(Dataset items)
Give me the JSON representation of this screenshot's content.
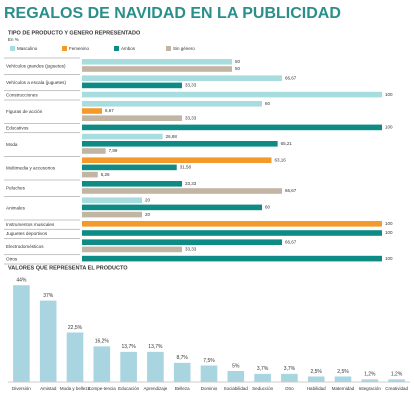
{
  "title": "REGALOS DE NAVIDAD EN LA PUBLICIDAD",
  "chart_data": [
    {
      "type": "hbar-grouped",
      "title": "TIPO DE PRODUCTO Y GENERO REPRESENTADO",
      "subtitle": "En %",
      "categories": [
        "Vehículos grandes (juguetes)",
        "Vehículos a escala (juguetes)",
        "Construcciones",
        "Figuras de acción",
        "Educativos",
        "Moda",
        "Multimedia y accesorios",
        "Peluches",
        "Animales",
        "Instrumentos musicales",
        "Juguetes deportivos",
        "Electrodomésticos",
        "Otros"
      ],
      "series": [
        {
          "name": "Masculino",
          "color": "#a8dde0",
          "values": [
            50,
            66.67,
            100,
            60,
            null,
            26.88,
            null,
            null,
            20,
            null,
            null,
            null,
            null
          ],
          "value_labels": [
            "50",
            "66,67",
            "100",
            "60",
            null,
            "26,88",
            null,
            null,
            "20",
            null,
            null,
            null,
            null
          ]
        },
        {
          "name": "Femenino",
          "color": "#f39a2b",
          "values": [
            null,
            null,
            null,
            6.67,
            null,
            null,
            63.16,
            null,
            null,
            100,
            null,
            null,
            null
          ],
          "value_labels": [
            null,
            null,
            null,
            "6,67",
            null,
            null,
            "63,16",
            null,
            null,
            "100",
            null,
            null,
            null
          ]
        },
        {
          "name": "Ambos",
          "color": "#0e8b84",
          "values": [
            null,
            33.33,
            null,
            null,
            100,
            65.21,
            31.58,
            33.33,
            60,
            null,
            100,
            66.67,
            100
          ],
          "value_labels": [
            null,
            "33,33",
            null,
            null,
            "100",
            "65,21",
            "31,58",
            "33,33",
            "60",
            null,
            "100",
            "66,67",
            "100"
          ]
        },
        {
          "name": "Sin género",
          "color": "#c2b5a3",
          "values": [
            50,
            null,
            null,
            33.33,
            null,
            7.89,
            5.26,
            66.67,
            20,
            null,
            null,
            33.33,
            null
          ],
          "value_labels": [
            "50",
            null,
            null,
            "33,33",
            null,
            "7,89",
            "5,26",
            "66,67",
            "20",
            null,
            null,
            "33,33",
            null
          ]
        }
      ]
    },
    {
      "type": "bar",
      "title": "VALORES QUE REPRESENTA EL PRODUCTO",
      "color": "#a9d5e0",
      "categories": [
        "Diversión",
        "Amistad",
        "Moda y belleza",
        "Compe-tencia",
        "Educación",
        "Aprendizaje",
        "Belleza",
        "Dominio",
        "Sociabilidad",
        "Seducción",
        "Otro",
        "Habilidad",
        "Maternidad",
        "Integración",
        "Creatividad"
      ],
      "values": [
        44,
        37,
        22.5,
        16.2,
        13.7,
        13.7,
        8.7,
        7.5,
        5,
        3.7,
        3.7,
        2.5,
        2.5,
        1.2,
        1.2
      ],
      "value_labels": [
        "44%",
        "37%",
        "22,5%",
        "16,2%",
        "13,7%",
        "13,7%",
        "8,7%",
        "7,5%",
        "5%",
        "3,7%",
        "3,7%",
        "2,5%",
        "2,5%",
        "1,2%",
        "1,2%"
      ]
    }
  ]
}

_GIVEN INSTRUCTION:_ Transcribe each entry precisely as given, leaving the pictures out.

_WRITTEN ANSWER:_
Give me the JSON representation of this screenshot's content.
{
  "title": "REGALOS DE NAVIDAD EN LA PUBLICIDAD",
  "chart_data": [
    {
      "type": "hbar-grouped",
      "title": "TIPO DE PRODUCTO Y GENERO REPRESENTADO",
      "subtitle": "En %",
      "categories": [
        "Vehículos grandes (juguetes)",
        "Vehículos a escala (juguetes)",
        "Construcciones",
        "Figuras de acción",
        "Educativos",
        "Moda",
        "Multimedia y accesorios",
        "Peluches",
        "Animales",
        "Instrumentos musicales",
        "Juguetes deportivos",
        "Electrodomésticos",
        "Otros"
      ],
      "series": [
        {
          "name": "Masculino",
          "color": "#a8dde0",
          "values": [
            50,
            66.67,
            100,
            60,
            null,
            26.88,
            null,
            null,
            20,
            null,
            null,
            null,
            null
          ],
          "value_labels": [
            "50",
            "66,67",
            "100",
            "60",
            null,
            "26,88",
            null,
            null,
            "20",
            null,
            null,
            null,
            null
          ]
        },
        {
          "name": "Femenino",
          "color": "#f39a2b",
          "values": [
            null,
            null,
            null,
            6.67,
            null,
            null,
            63.16,
            null,
            null,
            100,
            null,
            null,
            null
          ],
          "value_labels": [
            null,
            null,
            null,
            "6,67",
            null,
            null,
            "63,16",
            null,
            null,
            "100",
            null,
            null,
            null
          ]
        },
        {
          "name": "Ambos",
          "color": "#0e8b84",
          "values": [
            null,
            33.33,
            null,
            null,
            100,
            65.21,
            31.58,
            33.33,
            60,
            null,
            100,
            66.67,
            100
          ],
          "value_labels": [
            null,
            "33,33",
            null,
            null,
            "100",
            "65,21",
            "31,58",
            "33,33",
            "60",
            null,
            "100",
            "66,67",
            "100"
          ]
        },
        {
          "name": "Sin género",
          "color": "#c2b5a3",
          "values": [
            50,
            null,
            null,
            33.33,
            null,
            7.89,
            5.26,
            66.67,
            20,
            null,
            null,
            33.33,
            null
          ],
          "value_labels": [
            "50",
            null,
            null,
            "33,33",
            null,
            "7,89",
            "5,26",
            "66,67",
            "20",
            null,
            null,
            "33,33",
            null
          ]
        }
      ]
    },
    {
      "type": "bar",
      "title": "VALORES QUE REPRESENTA EL PRODUCTO",
      "color": "#a9d5e0",
      "categories": [
        "Diversión",
        "Amistad",
        "Moda y belleza",
        "Compe-tencia",
        "Educación",
        "Aprendizaje",
        "Belleza",
        "Dominio",
        "Sociabilidad",
        "Seducción",
        "Otro",
        "Habilidad",
        "Maternidad",
        "Integración",
        "Creatividad"
      ],
      "values": [
        44,
        37,
        22.5,
        16.2,
        13.7,
        13.7,
        8.7,
        7.5,
        5,
        3.7,
        3.7,
        2.5,
        2.5,
        1.2,
        1.2
      ],
      "value_labels": [
        "44%",
        "37%",
        "22,5%",
        "16,2%",
        "13,7%",
        "13,7%",
        "8,7%",
        "7,5%",
        "5%",
        "3,7%",
        "3,7%",
        "2,5%",
        "2,5%",
        "1,2%",
        "1,2%"
      ]
    }
  ]
}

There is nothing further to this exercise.